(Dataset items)
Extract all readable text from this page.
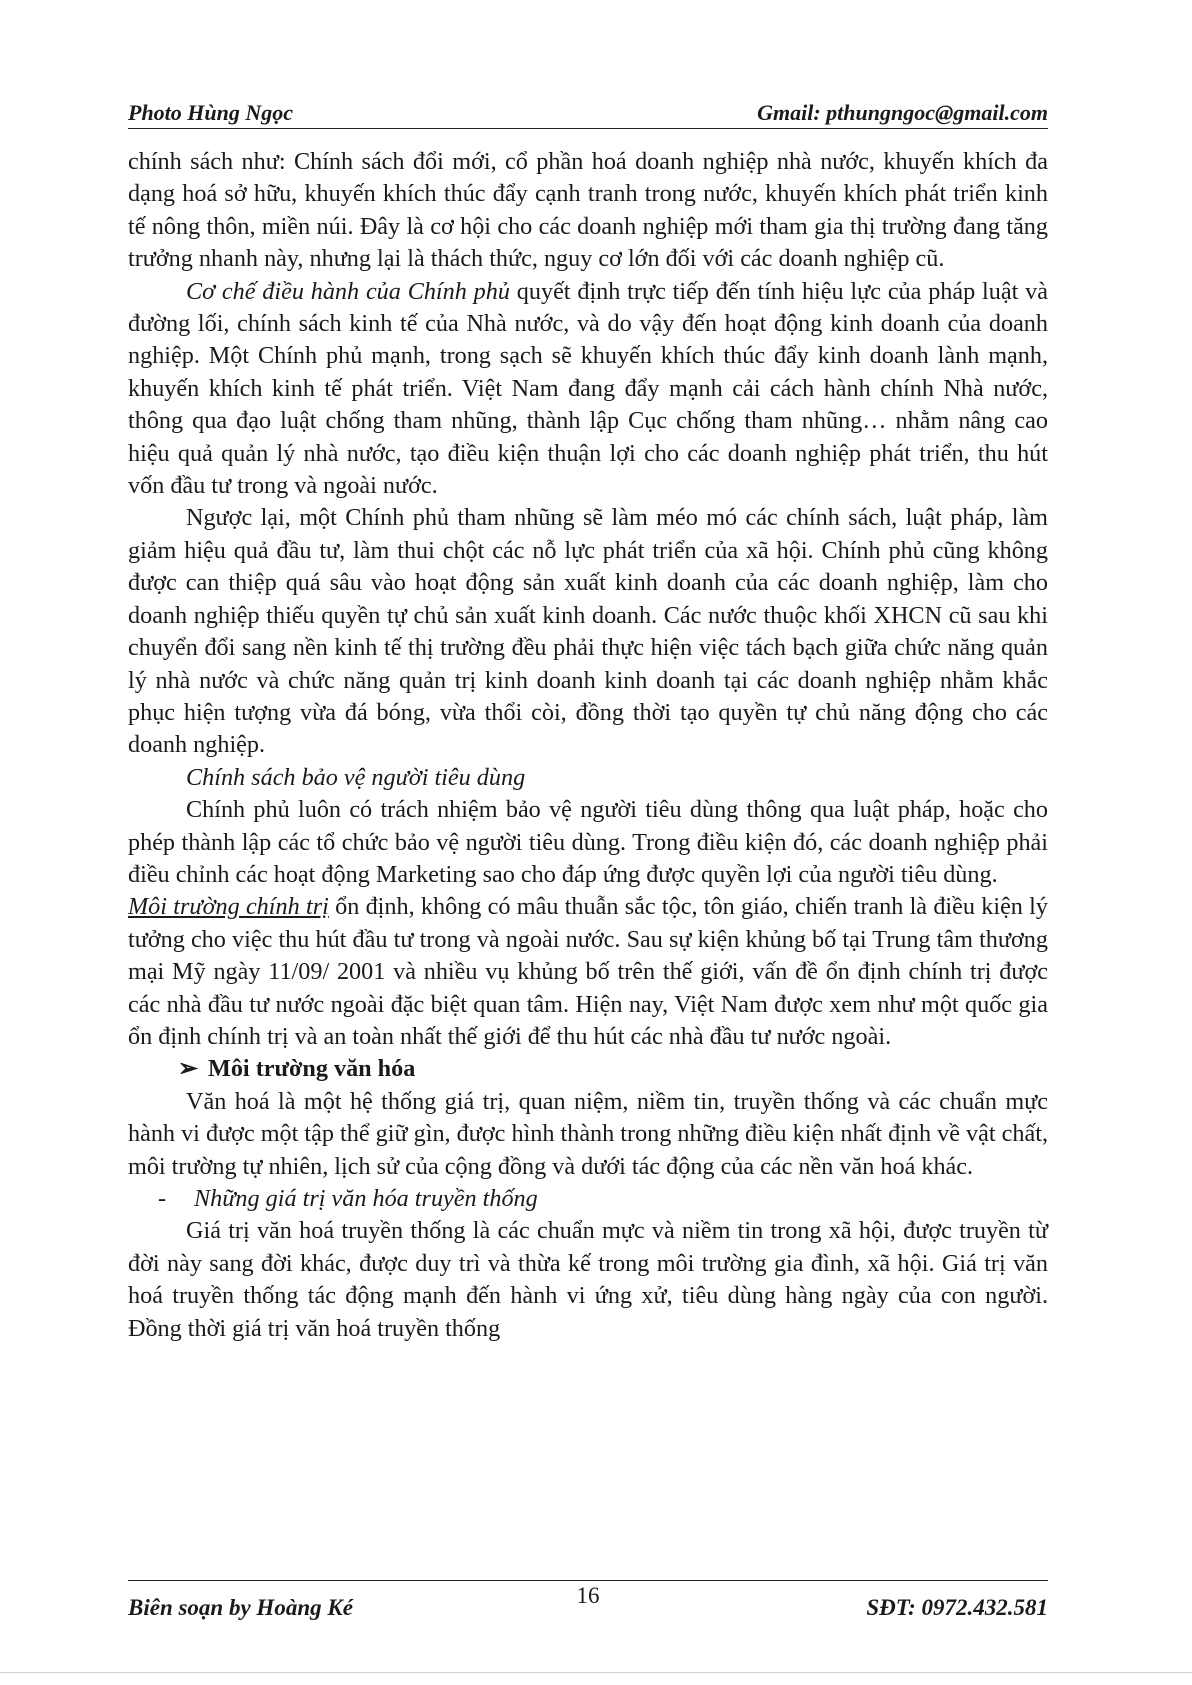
Photo Hùng Ngọc	Gmail: pthungngoc@gmail.com

chính sách như: Chính sách đổi mới, cổ phần hoá doanh nghiệp nhà nước, khuyến khích đa dạng hoá sở hữu, khuyến khích thúc đẩy cạnh tranh trong nước, khuyến khích phát triển kinh tế nông thôn, miền núi. Đây là cơ hội cho các doanh nghiệp mới tham gia thị trường đang tăng trưởng nhanh này, nhưng lại là thách thức, nguy cơ lớn đối với các doanh nghiệp cũ.

Cơ chế điều hành của Chính phủ quyết định trực tiếp đến tính hiệu lực của pháp luật và đường lối, chính sách kinh tế của Nhà nước, và do vậy đến hoạt động kinh doanh của doanh nghiệp. Một Chính phủ mạnh, trong sạch sẽ khuyến khích thúc đẩy kinh doanh lành mạnh, khuyến khích kinh tế phát triển. Việt Nam đang đẩy mạnh cải cách hành chính Nhà nước, thông qua đạo luật chống tham nhũng, thành lập Cục chống tham nhũng… nhằm nâng cao hiệu quả quản lý nhà nước, tạo điều kiện thuận lợi cho các doanh nghiệp phát triển, thu hút vốn đầu tư trong và ngoài nước.

Ngược lại, một Chính phủ tham nhũng sẽ làm méo mó các chính sách, luật pháp, làm giảm hiệu quả đầu tư, làm thui chột các nỗ lực phát triển của xã hội. Chính phủ cũng không được can thiệp quá sâu vào hoạt động sản xuất kinh doanh của các doanh nghiệp, làm cho doanh nghiệp thiếu quyền tự chủ sản xuất kinh doanh. Các nước thuộc khối XHCN cũ sau khi chuyển đổi sang nền kinh tế thị trường đều phải thực hiện việc tách bạch giữa chức năng quản lý nhà nước và chức năng quản trị kinh doanh kinh doanh tại các doanh nghiệp nhằm khắc phục hiện tượng vừa đá bóng, vừa thổi còi, đồng thời tạo quyền tự chủ năng động cho các doanh nghiệp.

Chính sách bảo vệ người tiêu dùng

Chính phủ luôn có trách nhiệm bảo vệ người tiêu dùng thông qua luật pháp, hoặc cho phép thành lập các tổ chức bảo vệ người tiêu dùng. Trong điều kiện đó, các doanh nghiệp phải điều chỉnh các hoạt động Marketing sao cho đáp ứng được quyền lợi của người tiêu dùng.

Môi trường chính trị ổn định, không có mâu thuẫn sắc tộc, tôn giáo, chiến tranh là điều kiện lý tưởng cho việc thu hút đầu tư trong và ngoài nước. Sau sự kiện khủng bố tại Trung tâm thương mại Mỹ ngày 11/09/ 2001 và nhiều vụ khủng bố trên thế giới, vấn đề ổn định chính trị được các nhà đầu tư nước ngoài đặc biệt quan tâm. Hiện nay, Việt Nam được xem như một quốc gia ổn định chính trị và an toàn nhất thế giới để thu hút các nhà đầu tư nước ngoài.

➢ Môi trường văn hóa

Văn hoá là một hệ thống giá trị, quan niệm, niềm tin, truyền thống và các chuẩn mực hành vi được một tập thể giữ gìn, được hình thành trong những điều kiện nhất định về vật chất, môi trường tự nhiên, lịch sử của cộng đồng và dưới tác động của các nền văn hoá khác.

- Những giá trị văn hóa truyền thống

Giá trị văn hoá truyền thống là các chuẩn mực và niềm tin trong xã hội, được truyền từ đời này sang đời khác, được duy trì và thừa kế trong môi trường gia đình, xã hội. Giá trị văn hoá truyền thống tác động mạnh đến hành vi ứng xử, tiêu dùng hàng ngày của con người. Đồng thời giá trị văn hoá truyền thống

Biên soạn by Hoàng Ké	16	SĐT: 0972.432.581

Given problem =>
Extract all lines that hold the word "định".

Reply =>
Cơ chế điều hành của Chính phủ quyết định trực tiếp đến tính hiệu lực của pháp luật và đường lối, chính sách kinh tế của Nhà nước, và do vậy đến hoạt động kinh doanh của doanh nghiệp. Một Chính phủ mạnh, trong sạch sẽ khuyến khích thúc đẩy kinh doanh lành mạnh, khuyến khích kinh tế phát triển. Việt Nam đang đẩy mạnh cải cách hành chính Nhà nước, thông qua đạo luật chống tham nhũng, thành lập Cục chống tham nhũng… nhằm nâng cao hiệu quả quản lý nhà nước, tạo điều kiện thuận lợi cho các doanh nghiệp phát triển, thu hút vốn đầu tư trong và ngoài nước.
Môi trường chính trị ổn định, không có mâu thuẫn sắc tộc, tôn giáo, chiến tranh là điều kiện lý tưởng cho việc thu hút đầu tư trong và ngoài nước. Sau sự kiện khủng bố tại Trung tâm thương mại Mỹ ngày 11/09/ 2001 và nhiều vụ khủng bố trên thế giới, vấn đề ổn định chính trị được các nhà đầu tư nước ngoài đặc biệt quan tâm. Hiện nay, Việt Nam được xem như một quốc gia ổn định chính trị và an toàn nhất thế giới để thu hút các nhà đầu tư nước ngoài.
Văn hoá là một hệ thống giá trị, quan niệm, niềm tin, truyền thống và các chuẩn mực hành vi được một tập thể giữ gìn, được hình thành trong những điều kiện nhất định về vật chất, môi trường tự nhiên, lịch sử của cộng đồng và dưới tác động của các nền văn hoá khác.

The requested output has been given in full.